## SUPPLIED ENTRIES
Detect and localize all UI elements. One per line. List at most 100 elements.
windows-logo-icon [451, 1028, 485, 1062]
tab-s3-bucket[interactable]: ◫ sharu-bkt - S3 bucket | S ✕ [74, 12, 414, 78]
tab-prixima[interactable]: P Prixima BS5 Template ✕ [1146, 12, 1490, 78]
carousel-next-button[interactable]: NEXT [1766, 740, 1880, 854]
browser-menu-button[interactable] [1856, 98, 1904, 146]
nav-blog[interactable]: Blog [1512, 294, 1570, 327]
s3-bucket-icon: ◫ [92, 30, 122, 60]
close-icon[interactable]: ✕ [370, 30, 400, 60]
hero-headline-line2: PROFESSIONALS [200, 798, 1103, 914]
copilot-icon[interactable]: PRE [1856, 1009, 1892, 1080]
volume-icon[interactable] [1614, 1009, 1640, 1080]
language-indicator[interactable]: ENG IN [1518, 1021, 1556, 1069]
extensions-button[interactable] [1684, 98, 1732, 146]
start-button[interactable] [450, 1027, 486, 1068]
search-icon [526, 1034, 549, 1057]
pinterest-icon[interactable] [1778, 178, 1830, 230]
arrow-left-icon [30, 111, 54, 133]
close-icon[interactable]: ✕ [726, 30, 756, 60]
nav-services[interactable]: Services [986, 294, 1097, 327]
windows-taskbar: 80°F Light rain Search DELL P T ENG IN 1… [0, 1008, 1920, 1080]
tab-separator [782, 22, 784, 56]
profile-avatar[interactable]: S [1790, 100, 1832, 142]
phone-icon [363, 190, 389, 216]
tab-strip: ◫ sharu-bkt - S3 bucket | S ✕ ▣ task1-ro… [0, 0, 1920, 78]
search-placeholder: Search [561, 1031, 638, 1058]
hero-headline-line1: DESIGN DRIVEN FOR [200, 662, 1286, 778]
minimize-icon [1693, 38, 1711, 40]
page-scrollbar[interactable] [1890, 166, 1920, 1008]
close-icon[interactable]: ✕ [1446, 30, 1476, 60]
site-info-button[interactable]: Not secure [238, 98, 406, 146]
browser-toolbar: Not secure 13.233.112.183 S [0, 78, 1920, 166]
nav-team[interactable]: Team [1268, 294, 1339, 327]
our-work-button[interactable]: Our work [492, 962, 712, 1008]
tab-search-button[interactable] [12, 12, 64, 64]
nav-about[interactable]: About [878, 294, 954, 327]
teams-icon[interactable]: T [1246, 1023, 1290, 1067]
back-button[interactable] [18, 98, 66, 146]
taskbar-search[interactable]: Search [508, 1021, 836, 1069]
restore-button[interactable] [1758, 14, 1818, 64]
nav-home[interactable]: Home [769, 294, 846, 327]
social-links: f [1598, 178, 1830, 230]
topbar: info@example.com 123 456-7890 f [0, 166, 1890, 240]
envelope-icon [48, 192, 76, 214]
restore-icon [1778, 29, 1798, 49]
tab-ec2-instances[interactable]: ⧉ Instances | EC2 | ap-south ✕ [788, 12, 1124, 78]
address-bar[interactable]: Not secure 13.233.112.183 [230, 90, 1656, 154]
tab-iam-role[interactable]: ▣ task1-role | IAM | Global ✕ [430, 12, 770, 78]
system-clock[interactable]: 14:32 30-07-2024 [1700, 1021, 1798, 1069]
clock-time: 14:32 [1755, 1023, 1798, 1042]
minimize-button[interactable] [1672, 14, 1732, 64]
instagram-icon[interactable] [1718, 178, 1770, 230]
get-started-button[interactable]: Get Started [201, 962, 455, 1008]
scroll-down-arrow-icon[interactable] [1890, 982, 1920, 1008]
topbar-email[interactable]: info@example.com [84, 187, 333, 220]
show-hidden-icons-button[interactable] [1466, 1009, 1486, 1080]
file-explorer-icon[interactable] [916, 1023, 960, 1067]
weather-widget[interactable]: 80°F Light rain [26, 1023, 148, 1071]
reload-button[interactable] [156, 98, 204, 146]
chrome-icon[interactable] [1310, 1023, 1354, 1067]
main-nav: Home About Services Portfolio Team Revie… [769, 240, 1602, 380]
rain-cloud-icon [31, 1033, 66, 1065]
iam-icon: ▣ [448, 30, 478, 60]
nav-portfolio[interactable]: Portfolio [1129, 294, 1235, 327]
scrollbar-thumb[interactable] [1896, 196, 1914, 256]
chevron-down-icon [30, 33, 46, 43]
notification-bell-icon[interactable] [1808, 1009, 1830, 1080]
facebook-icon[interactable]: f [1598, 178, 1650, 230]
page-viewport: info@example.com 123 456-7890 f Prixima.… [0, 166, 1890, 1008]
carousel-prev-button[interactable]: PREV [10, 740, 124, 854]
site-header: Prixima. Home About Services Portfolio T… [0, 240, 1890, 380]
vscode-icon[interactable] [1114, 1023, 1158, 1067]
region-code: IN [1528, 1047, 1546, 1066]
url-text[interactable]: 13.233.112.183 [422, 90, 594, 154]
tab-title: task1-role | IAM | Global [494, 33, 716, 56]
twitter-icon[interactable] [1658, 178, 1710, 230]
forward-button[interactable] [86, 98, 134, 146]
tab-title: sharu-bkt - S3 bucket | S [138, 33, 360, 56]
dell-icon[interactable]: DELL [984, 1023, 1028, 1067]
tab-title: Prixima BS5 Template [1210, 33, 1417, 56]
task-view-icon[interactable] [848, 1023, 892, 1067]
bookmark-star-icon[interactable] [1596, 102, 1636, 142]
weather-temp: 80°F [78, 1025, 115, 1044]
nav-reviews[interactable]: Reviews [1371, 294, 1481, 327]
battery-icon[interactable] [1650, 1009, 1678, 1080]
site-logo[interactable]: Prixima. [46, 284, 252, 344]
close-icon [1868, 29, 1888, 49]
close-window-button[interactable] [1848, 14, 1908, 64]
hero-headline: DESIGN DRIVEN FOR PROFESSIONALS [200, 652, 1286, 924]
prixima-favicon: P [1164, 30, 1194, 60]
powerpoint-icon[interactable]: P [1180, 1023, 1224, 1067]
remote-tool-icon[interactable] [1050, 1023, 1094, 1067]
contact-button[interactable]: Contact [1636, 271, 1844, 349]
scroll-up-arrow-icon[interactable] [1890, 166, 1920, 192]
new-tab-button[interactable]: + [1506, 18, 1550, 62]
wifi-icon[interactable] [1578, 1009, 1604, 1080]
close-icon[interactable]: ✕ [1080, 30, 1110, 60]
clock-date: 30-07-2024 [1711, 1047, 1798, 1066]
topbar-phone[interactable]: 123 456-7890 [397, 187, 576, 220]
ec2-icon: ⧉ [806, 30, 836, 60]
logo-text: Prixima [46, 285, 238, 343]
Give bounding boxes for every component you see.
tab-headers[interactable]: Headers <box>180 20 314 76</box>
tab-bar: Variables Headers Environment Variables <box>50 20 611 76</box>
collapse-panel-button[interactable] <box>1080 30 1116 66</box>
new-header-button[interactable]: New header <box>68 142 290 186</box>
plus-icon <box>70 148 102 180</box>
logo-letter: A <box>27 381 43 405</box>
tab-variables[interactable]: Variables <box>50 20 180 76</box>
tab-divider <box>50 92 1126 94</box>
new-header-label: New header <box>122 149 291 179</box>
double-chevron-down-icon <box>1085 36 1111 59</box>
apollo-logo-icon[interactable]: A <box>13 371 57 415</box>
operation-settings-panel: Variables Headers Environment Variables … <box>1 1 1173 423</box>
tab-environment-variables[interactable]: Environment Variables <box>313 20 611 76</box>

## EXERCISE REQUIREMENTS
Reproduce all of the material above with every occurrence of "close-icon" replaced by "dismiss-icon", leaving everything else unchanged.

## COMPLETED TASK
Detect and localize all UI elements. One per line. List at most 100 elements.
windows-logo-icon [451, 1028, 485, 1062]
tab-s3-bucket[interactable]: ◫ sharu-bkt - S3 bucket | S ✕ [74, 12, 414, 78]
tab-prixima[interactable]: P Prixima BS5 Template ✕ [1146, 12, 1490, 78]
carousel-next-button[interactable]: NEXT [1766, 740, 1880, 854]
browser-menu-button[interactable] [1856, 98, 1904, 146]
nav-blog[interactable]: Blog [1512, 294, 1570, 327]
s3-bucket-icon: ◫ [92, 30, 122, 60]
dismiss-icon[interactable]: ✕ [370, 30, 400, 60]
hero-headline-line2: PROFESSIONALS [200, 798, 1103, 914]
copilot-icon[interactable]: PRE [1856, 1009, 1892, 1080]
volume-icon[interactable] [1614, 1009, 1640, 1080]
language-indicator[interactable]: ENG IN [1518, 1021, 1556, 1069]
extensions-button[interactable] [1684, 98, 1732, 146]
start-button[interactable] [450, 1027, 486, 1068]
search-icon [526, 1034, 549, 1057]
pinterest-icon[interactable] [1778, 178, 1830, 230]
arrow-left-icon [30, 111, 54, 133]
dismiss-icon[interactable]: ✕ [726, 30, 756, 60]
nav-services[interactable]: Services [986, 294, 1097, 327]
windows-taskbar: 80°F Light rain Search DELL P T ENG IN 1… [0, 1008, 1920, 1080]
tab-separator [782, 22, 784, 56]
profile-avatar[interactable]: S [1790, 100, 1832, 142]
phone-icon [363, 190, 389, 216]
tab-strip: ◫ sharu-bkt - S3 bucket | S ✕ ▣ task1-ro… [0, 0, 1920, 78]
search-placeholder: Search [561, 1031, 638, 1058]
hero-headline-line1: DESIGN DRIVEN FOR [200, 662, 1286, 778]
minimize-icon [1693, 38, 1711, 40]
page-scrollbar[interactable] [1890, 166, 1920, 1008]
dismiss-icon[interactable]: ✕ [1446, 30, 1476, 60]
site-info-button[interactable]: Not secure [238, 98, 406, 146]
browser-toolbar: Not secure 13.233.112.183 S [0, 78, 1920, 166]
nav-team[interactable]: Team [1268, 294, 1339, 327]
our-work-button[interactable]: Our work [492, 962, 712, 1008]
tab-search-button[interactable] [12, 12, 64, 64]
nav-about[interactable]: About [878, 294, 954, 327]
teams-icon[interactable]: T [1246, 1023, 1290, 1067]
back-button[interactable] [18, 98, 66, 146]
taskbar-search[interactable]: Search [508, 1021, 836, 1069]
restore-button[interactable] [1758, 14, 1818, 64]
nav-home[interactable]: Home [769, 294, 846, 327]
social-links: f [1598, 178, 1830, 230]
topbar: info@example.com 123 456-7890 f [0, 166, 1890, 240]
envelope-icon [48, 192, 76, 214]
restore-icon [1778, 29, 1798, 49]
tab-ec2-instances[interactable]: ⧉ Instances | EC2 | ap-south ✕ [788, 12, 1124, 78]
address-bar[interactable]: Not secure 13.233.112.183 [230, 90, 1656, 154]
tab-iam-role[interactable]: ▣ task1-role | IAM | Global ✕ [430, 12, 770, 78]
system-clock[interactable]: 14:32 30-07-2024 [1700, 1021, 1798, 1069]
clock-time: 14:32 [1755, 1023, 1798, 1042]
minimize-button[interactable] [1672, 14, 1732, 64]
instagram-icon[interactable] [1718, 178, 1770, 230]
get-started-button[interactable]: Get Started [201, 962, 455, 1008]
scroll-down-arrow-icon[interactable] [1890, 982, 1920, 1008]
topbar-email[interactable]: info@example.com [84, 187, 333, 220]
show-hidden-icons-button[interactable] [1466, 1009, 1486, 1080]
file-explorer-icon[interactable] [916, 1023, 960, 1067]
weather-widget[interactable]: 80°F Light rain [26, 1023, 148, 1071]
reload-button[interactable] [156, 98, 204, 146]
chrome-icon[interactable] [1310, 1023, 1354, 1067]
main-nav: Home About Services Portfolio Team Revie… [769, 240, 1602, 380]
rain-cloud-icon [31, 1033, 66, 1065]
iam-icon: ▣ [448, 30, 478, 60]
nav-portfolio[interactable]: Portfolio [1129, 294, 1235, 327]
scrollbar-thumb[interactable] [1896, 196, 1914, 256]
chevron-down-icon [30, 33, 46, 43]
notification-bell-icon[interactable] [1808, 1009, 1830, 1080]
facebook-icon[interactable]: f [1598, 178, 1650, 230]
page-viewport: info@example.com 123 456-7890 f Prixima.… [0, 166, 1890, 1008]
carousel-prev-button[interactable]: PREV [10, 740, 124, 854]
site-header: Prixima. Home About Services Portfolio T… [0, 240, 1890, 380]
vscode-icon[interactable] [1114, 1023, 1158, 1067]
region-code: IN [1528, 1047, 1546, 1066]
url-text[interactable]: 13.233.112.183 [422, 90, 594, 154]
tab-title: task1-role | IAM | Global [494, 33, 716, 56]
twitter-icon[interactable] [1658, 178, 1710, 230]
forward-button[interactable] [86, 98, 134, 146]
tab-title: sharu-bkt - S3 bucket | S [138, 33, 360, 56]
dell-icon[interactable]: DELL [984, 1023, 1028, 1067]
tab-title: Prixima BS5 Template [1210, 33, 1417, 56]
task-view-icon[interactable] [848, 1023, 892, 1067]
bookmark-star-icon[interactable] [1596, 102, 1636, 142]
weather-temp: 80°F [78, 1025, 115, 1044]
nav-reviews[interactable]: Reviews [1371, 294, 1481, 327]
battery-icon[interactable] [1650, 1009, 1678, 1080]
site-logo[interactable]: Prixima. [46, 284, 252, 344]
dismiss-icon [1868, 29, 1888, 49]
close-window-button[interactable] [1848, 14, 1908, 64]
hero-headline: DESIGN DRIVEN FOR PROFESSIONALS [200, 652, 1286, 924]
prixima-favicon: P [1164, 30, 1194, 60]
powerpoint-icon[interactable]: P [1180, 1023, 1224, 1067]
remote-tool-icon[interactable] [1050, 1023, 1094, 1067]
contact-button[interactable]: Contact [1636, 271, 1844, 349]
scroll-up-arrow-icon[interactable] [1890, 166, 1920, 192]
new-tab-button[interactable]: + [1506, 18, 1550, 62]
wifi-icon[interactable] [1578, 1009, 1604, 1080]
dismiss-icon[interactable]: ✕ [1080, 30, 1110, 60]
clock-date: 30-07-2024 [1711, 1047, 1798, 1066]
topbar-phone[interactable]: 123 456-7890 [397, 187, 576, 220]
ec2-icon: ⧉ [806, 30, 836, 60]
logo-text: Prixima [46, 285, 238, 343]
Give bounding boxes for every component you see.
tab-headers[interactable]: Headers <box>180 20 314 76</box>
tab-bar: Variables Headers Environment Variables <box>50 20 611 76</box>
collapse-panel-button[interactable] <box>1080 30 1116 66</box>
new-header-button[interactable]: New header <box>68 142 290 186</box>
plus-icon <box>70 148 102 180</box>
logo-letter: A <box>27 381 43 405</box>
tab-variables[interactable]: Variables <box>50 20 180 76</box>
tab-divider <box>50 92 1126 94</box>
new-header-label: New header <box>122 149 291 179</box>
double-chevron-down-icon <box>1085 36 1111 59</box>
apollo-logo-icon[interactable]: A <box>13 371 57 415</box>
operation-settings-panel: Variables Headers Environment Variables … <box>1 1 1173 423</box>
tab-environment-variables[interactable]: Environment Variables <box>313 20 611 76</box>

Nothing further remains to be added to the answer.